** Exercise prompt **
Return each line of the listing below, unchanged, and omit the images.
# Entries shown start
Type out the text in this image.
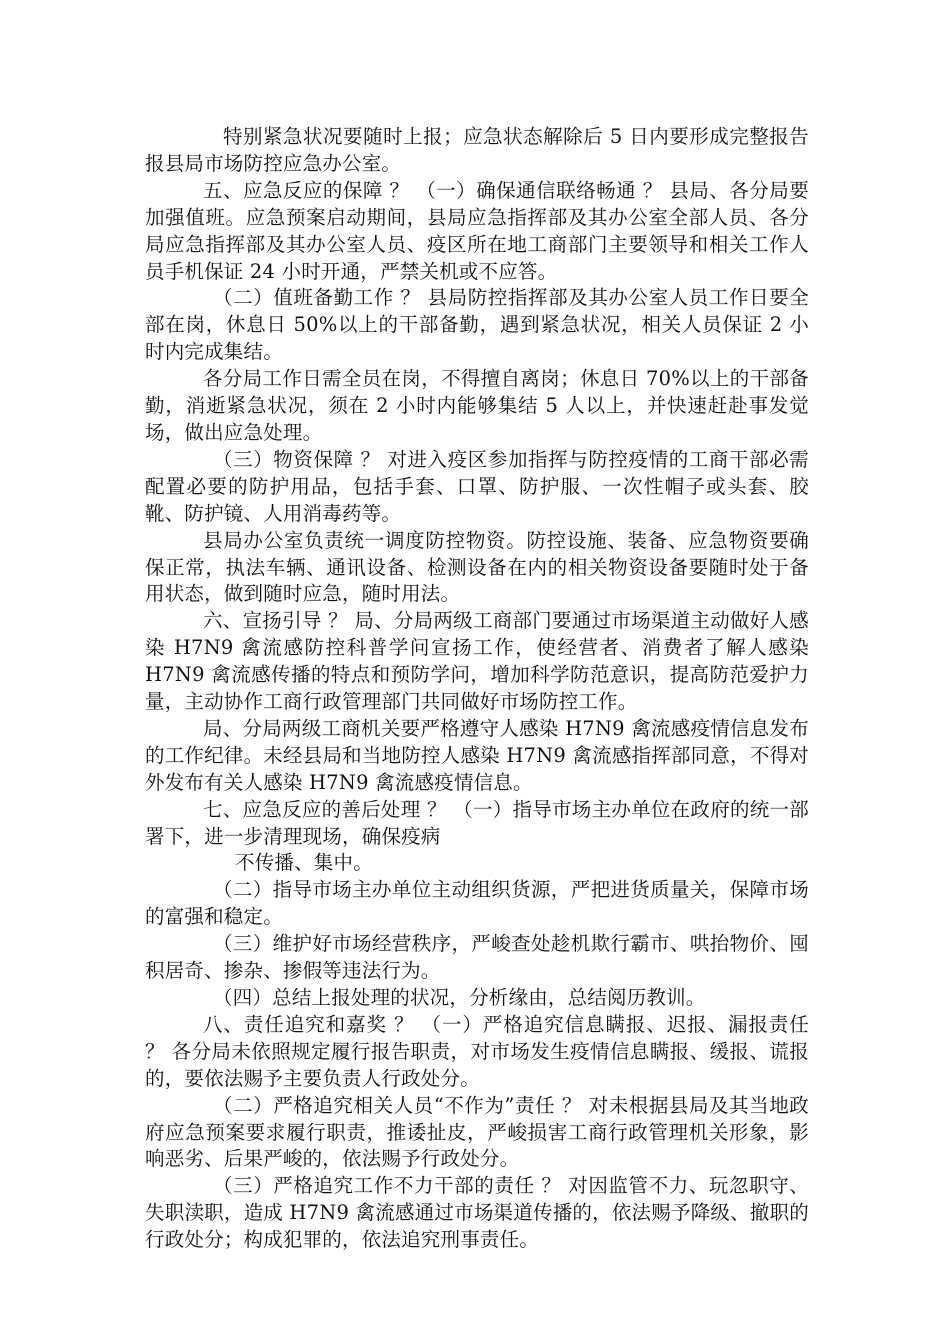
特别紧急状况要随时上报；应急状态解除后 5 日内要形成完整报告报县局市场防控应急办公室。

五、应急反应的保障 ？ （一）确保通信联络畅通 ？ 县局、各分局要加强值班。应急预案启动期间，县局应急指挥部及其办公室全部人员、各分局应急指挥部及其办公室人员、疫区所在地工商部门主要领导和相关工作人员手机保证 24 小时开通，严禁关机或不应答。

（二）值班备勤工作 ？ 县局防控指挥部及其办公室人员工作日要全部在岗，休息日 50%以上的干部备勤，遇到紧急状况，相关人员保证 2 小时内完成集结。

各分局工作日需全员在岗，不得擅自离岗；休息日 70%以上的干部备勤，消逝紧急状况，须在 2 小时内能够集结 5 人以上，并快速赶赴事发觉场，做出应急处理。

（三）物资保障 ？ 对进入疫区参加指挥与防控疫情的工商干部必需配置必要的防护用品，包括手套、口罩、防护服、一次性帽子或头套、胶靴、防护镜、人用消毒药等。

县局办公室负责统一调度防控物资。防控设施、装备、应急物资要确保正常，执法车辆、通讯设备、检测设备在内的相关物资设备要随时处于备用状态，做到随时应急，随时用法。

六、宣扬引导 ？ 局、分局两级工商部门要通过市场渠道主动做好人感染 H7N9 禽流感防控科普学问宣扬工作，使经营者、消费者了解人感染 H7N9 禽流感传播的特点和预防学问，增加科学防范意识，提高防范爱护力量，主动协作工商行政管理部门共同做好市场防控工作。

局、分局两级工商机关要严格遵守人感染 H7N9 禽流感疫情信息发布的工作纪律。未经县局和当地防控人感染 H7N9 禽流感指挥部同意，不得对外发布有关人感染 H7N9 禽流感疫情信息。

七、应急反应的善后处理 ？ （一）指导市场主办单位在政府的统一部署下，进一步清理现场，确保疫病

不传播、集中。

（二）指导市场主办单位主动组织货源，严把进货质量关，保障市场的富强和稳定。

（三）维护好市场经营秩序，严峻查处趁机欺行霸市、哄抬物价、囤积居奇、掺杂、掺假等违法行为。

（四）总结上报处理的状况，分析缘由，总结阅历教训。

八、责任追究和嘉奖 ？ （一）严格追究信息瞒报、迟报、漏报责任 ？ 各分局未依照规定履行报告职责，对市场发生疫情信息瞒报、缓报、谎报的，要依法赐予主要负责人行政处分。

（二）严格追究相关人员“不作为”责任 ？ 对未根据县局及其当地政府应急预案要求履行职责，推诿扯皮，严峻损害工商行政管理机关形象，影响恶劣、后果严峻的，依法赐予行政处分。

（三）严格追究工作不力干部的责任 ？ 对因监管不力、玩忽职守、失职渎职，造成 H7N9 禽流感通过市场渠道传播的，依法赐予降级、撤职的行政处分；构成犯罪的，依法追究刑事责任。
# Entries shown end
** In response **
Type out the text in this image.
特别紧急状况要随时上报；应急状态解除后 5 日内要形成完整报告报县局市场防控应急办公室。

五、应急反应的保障 ？ （一）确保通信联络畅通 ？ 县局、各分局要加强值班。应急预案启动期间，县局应急指挥部及其办公室全部人员、各分局应急指挥部及其办公室人员、疫区所在地工商部门主要领导和相关工作人员手机保证 24 小时开通，严禁关机或不应答。

（二）值班备勤工作 ？ 县局防控指挥部及其办公室人员工作日要全部在岗，休息日 50%以上的干部备勤，遇到紧急状况，相关人员保证 2 小时内完成集结。

各分局工作日需全员在岗，不得擅自离岗；休息日 70%以上的干部备勤，消逝紧急状况，须在 2 小时内能够集结 5 人以上，并快速赶赴事发觉场，做出应急处理。

（三）物资保障 ？ 对进入疫区参加指挥与防控疫情的工商干部必需配置必要的防护用品，包括手套、口罩、防护服、一次性帽子或头套、胶靴、防护镜、人用消毒药等。

县局办公室负责统一调度防控物资。防控设施、装备、应急物资要确保正常，执法车辆、通讯设备、检测设备在内的相关物资设备要随时处于备用状态，做到随时应急，随时用法。

六、宣扬引导 ？ 局、分局两级工商部门要通过市场渠道主动做好人感染 H7N9 禽流感防控科普学问宣扬工作，使经营者、消费者了解人感染 H7N9 禽流感传播的特点和预防学问，增加科学防范意识，提高防范爱护力量，主动协作工商行政管理部门共同做好市场防控工作。

局、分局两级工商机关要严格遵守人感染 H7N9 禽流感疫情信息发布的工作纪律。未经县局和当地防控人感染 H7N9 禽流感指挥部同意，不得对外发布有关人感染 H7N9 禽流感疫情信息。

七、应急反应的善后处理 ？ （一）指导市场主办单位在政府的统一部署下，进一步清理现场，确保疫病

不传播、集中。

（二）指导市场主办单位主动组织货源，严把进货质量关，保障市场的富强和稳定。

（三）维护好市场经营秩序，严峻查处趁机欺行霸市、哄抬物价、囤积居奇、掺杂、掺假等违法行为。

（四）总结上报处理的状况，分析缘由，总结阅历教训。

八、责任追究和嘉奖 ？ （一）严格追究信息瞒报、迟报、漏报责任 ？ 各分局未依照规定履行报告职责，对市场发生疫情信息瞒报、缓报、谎报的，要依法赐予主要负责人行政处分。

（二）严格追究相关人员“不作为”责任 ？ 对未根据县局及其当地政府应急预案要求履行职责，推诿扯皮，严峻损害工商行政管理机关形象，影响恶劣、后果严峻的，依法赐予行政处分。

（三）严格追究工作不力干部的责任 ？ 对因监管不力、玩忽职守、失职渎职，造成 H7N9 禽流感通过市场渠道传播的，依法赐予降级、撤职的行政处分；构成犯罪的，依法追究刑事责任。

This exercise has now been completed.